Selected extract:
(begin)

Mobilx Ltd (In Administration) v Revenue & Customs Commissioners (2009)
Where every transaction engaged in by a company could be traced back to a supplier who had defrauded the Revenue by avoiding the payment of VAT on imported goods and where that company had been made aware of the fact, a VAT and Duties tribunal had been correct to refuse to allow the company to reclaim tax that the Revenue had never received. A reasonable and proportionate response by the company to being told that it was involved with fraudulent suppliers would be to either radically alter its method of trading or to stop trading.
The appellant company (M) appealed against a decision of the VAT and duties tribunal dismissing an appeal against a decision of the respondent commissioners to refuse to repay input tax claimed by M.

(end)

Excerpted records:
(begin)

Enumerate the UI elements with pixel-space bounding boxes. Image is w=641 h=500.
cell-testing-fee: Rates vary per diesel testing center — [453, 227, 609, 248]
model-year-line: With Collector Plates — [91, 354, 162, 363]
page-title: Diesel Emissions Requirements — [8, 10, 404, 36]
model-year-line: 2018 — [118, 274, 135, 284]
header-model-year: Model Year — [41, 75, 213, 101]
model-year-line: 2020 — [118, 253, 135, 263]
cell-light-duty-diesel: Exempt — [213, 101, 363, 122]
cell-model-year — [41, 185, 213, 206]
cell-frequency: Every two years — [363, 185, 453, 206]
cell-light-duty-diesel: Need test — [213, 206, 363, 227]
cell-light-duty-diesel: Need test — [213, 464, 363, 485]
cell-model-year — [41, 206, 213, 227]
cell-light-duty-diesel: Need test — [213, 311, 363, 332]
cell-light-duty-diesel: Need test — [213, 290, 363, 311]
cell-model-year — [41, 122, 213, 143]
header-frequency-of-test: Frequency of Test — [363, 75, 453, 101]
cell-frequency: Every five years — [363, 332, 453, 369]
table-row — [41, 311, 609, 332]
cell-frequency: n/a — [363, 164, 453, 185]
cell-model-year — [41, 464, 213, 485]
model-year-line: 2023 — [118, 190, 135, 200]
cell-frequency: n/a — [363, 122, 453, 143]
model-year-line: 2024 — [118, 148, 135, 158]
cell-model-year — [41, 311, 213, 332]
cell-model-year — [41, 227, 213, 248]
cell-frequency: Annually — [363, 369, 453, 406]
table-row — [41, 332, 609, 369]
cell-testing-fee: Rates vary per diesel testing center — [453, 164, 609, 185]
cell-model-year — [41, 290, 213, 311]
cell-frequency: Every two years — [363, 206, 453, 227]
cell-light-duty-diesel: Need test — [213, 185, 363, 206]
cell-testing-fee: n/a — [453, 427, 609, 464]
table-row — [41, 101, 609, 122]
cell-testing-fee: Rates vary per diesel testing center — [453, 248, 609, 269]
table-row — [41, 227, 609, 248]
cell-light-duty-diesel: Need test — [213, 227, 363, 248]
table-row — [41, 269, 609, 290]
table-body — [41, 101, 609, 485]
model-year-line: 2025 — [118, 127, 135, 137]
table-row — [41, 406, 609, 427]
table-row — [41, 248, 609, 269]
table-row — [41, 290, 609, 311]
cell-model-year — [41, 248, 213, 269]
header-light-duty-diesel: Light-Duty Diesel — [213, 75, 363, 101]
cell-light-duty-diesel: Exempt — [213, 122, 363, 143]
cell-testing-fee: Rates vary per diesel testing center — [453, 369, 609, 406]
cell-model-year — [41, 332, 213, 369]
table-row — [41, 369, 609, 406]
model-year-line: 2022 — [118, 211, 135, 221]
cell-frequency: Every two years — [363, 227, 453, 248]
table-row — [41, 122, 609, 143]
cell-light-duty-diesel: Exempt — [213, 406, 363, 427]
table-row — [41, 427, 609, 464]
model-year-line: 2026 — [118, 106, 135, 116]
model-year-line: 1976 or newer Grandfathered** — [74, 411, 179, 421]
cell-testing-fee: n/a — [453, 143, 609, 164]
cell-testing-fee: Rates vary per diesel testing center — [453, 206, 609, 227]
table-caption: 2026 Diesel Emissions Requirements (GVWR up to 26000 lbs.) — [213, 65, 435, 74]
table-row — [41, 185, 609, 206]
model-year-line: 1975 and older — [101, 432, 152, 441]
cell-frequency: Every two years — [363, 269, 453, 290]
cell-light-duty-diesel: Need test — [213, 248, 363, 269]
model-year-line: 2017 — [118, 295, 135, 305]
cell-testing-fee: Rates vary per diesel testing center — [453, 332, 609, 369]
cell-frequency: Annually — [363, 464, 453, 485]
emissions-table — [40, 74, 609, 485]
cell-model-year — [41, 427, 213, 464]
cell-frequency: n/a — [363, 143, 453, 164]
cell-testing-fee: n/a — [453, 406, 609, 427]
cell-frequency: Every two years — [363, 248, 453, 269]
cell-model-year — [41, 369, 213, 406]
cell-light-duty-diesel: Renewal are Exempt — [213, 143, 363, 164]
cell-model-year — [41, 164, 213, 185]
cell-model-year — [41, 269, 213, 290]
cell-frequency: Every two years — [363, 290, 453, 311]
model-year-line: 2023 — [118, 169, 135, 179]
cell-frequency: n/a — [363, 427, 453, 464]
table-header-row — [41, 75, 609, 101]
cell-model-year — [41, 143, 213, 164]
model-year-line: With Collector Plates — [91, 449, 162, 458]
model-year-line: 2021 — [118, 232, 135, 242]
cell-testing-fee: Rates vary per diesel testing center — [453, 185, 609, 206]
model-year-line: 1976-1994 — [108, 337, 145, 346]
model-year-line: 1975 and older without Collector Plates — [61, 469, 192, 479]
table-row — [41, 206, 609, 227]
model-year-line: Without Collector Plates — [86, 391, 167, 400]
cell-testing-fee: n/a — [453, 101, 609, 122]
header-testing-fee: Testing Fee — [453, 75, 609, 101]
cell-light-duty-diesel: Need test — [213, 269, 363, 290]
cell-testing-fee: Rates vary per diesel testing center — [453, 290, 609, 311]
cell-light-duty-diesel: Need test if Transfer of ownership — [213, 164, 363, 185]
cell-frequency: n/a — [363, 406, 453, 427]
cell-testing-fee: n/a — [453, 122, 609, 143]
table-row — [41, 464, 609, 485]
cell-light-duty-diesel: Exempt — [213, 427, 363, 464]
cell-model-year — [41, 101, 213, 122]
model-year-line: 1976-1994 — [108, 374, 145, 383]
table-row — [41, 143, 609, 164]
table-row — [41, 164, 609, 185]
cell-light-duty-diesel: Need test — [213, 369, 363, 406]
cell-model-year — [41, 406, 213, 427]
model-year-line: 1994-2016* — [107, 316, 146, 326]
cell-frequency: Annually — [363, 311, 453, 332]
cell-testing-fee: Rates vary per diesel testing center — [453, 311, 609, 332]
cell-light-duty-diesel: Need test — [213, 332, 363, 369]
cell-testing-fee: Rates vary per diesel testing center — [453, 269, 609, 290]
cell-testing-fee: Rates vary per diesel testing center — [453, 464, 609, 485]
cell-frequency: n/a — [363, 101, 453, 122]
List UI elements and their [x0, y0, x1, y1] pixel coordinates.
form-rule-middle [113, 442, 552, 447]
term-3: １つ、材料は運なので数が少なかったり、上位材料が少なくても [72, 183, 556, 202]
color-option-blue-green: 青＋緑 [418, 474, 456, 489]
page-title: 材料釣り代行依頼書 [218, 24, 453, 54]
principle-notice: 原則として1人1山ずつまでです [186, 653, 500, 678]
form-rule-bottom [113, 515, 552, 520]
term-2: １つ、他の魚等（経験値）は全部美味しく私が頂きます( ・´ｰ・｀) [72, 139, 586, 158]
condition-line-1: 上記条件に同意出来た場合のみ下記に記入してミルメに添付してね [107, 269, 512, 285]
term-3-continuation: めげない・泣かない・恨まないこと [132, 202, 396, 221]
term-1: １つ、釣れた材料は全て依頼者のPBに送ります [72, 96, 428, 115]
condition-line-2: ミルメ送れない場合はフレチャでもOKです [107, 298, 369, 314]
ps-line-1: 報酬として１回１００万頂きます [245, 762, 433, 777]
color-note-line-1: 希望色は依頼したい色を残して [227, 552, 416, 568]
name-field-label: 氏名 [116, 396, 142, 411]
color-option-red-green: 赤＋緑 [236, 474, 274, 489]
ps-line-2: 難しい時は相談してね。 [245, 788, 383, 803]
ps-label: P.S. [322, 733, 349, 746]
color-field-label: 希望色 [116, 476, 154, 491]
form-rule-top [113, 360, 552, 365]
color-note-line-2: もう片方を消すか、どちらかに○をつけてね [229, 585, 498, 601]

(end)

Set tasks:
• a. According to the Mobilx case summary, what two responses would be reasonable and proportionate for a company told that it was involved with fraudulent suppliers?
• b. Translate this sentence from the Mobilx case summary into Spanish: "A reasonable and proportionate response by the company to being told that it was involved with fraudulent suppliers would be to either radically alter its method of trading or to stop trading."
• c. Write the next paragraph of the Mobilx case summary, picking up after its last sentence.
The data is not needed for any of this work.

The replies:
• a. Radically altering its method of trading or stopping trading.

• b. Una respuesta razonable y proporcionada de la empresa al ser informada de que estaba implicada con proveedores fraudulentos sería modificar radicalmente su método de comercio o bien dejar de comerciar.

• c.
M had been incorporated for the intended purpose of reselling used mobile phones and computer chips, referred to as CPUs. This area of trading was well-known to be rife with Missing Trader Intra-Community fraud; a device designed to defraud the Revenue by re-claiming VAT that had never paid. M submitted an application to the Revenue for VAT registration. The application indicated that M intended to engage in the "wholesale distribution and export of mobile phones". A covering letter accompanying that application included a request that M be permitted to make monthly returns. M carried out due diligence on its immediate supply chains and customers to ensure that they were not engaged in business that could be linked to fraud. M's primary trade shifted from the purchase and resale of mobile-phones to CPUs, where it made lucrative profits. M's application for monthly returns was granted. However, the Revenue frequently communicated with M's directors expressing concerns that a number of its transactions could be traced back to defaulting traders. It was an accepted fact that all of M's transactions in the relevant period led back to fraudulent traders. It was not suggested that M were in any way knowingly implicated in VAT fraud but that they should have been aware that the supply chain could be so traced. The Revenue reclaimed the VAT that it had repaid M over the relevant period. The tribunal concluded that M had forfeited the right of deduction on the basis that (i) M's rapid abandonment of trade in phones in favour of CPUs was consistent with a prior, at the time undisclosed, intention to deal in CPUs and supported the conclusion that M had misled its advisors and the Revenue about the nature of its intended business; (ii) in light of its significant profits, M's directors must have known that M's business could not have been legitimate; (iii) M ought to have known, having regard to the objective evidence and its dealings with the Revenue, that every transaction in which it engaged led back to a defaulter.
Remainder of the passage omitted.